> [Exercise instructions]: Below are the records; collect from them each line containing the string "Development".

--------------------------------

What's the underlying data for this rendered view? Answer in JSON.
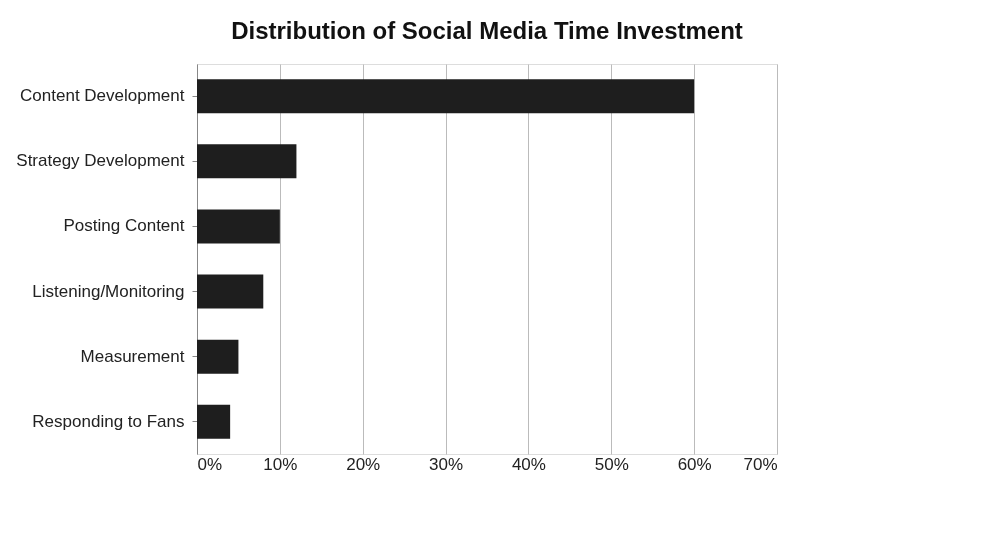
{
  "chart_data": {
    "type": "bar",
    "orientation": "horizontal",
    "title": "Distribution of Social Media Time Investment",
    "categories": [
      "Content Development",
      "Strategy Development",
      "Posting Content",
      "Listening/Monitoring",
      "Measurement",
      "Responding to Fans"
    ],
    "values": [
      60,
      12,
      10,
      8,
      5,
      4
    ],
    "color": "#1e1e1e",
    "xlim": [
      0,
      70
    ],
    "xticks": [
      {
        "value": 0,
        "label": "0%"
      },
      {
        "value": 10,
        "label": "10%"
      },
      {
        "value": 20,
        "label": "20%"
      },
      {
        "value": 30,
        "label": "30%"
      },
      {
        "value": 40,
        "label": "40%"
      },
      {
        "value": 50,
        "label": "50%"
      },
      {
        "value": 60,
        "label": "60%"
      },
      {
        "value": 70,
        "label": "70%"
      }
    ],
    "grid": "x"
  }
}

--------------------------------

> [Result of the task]:
      "Content Development",
      "Strategy Development",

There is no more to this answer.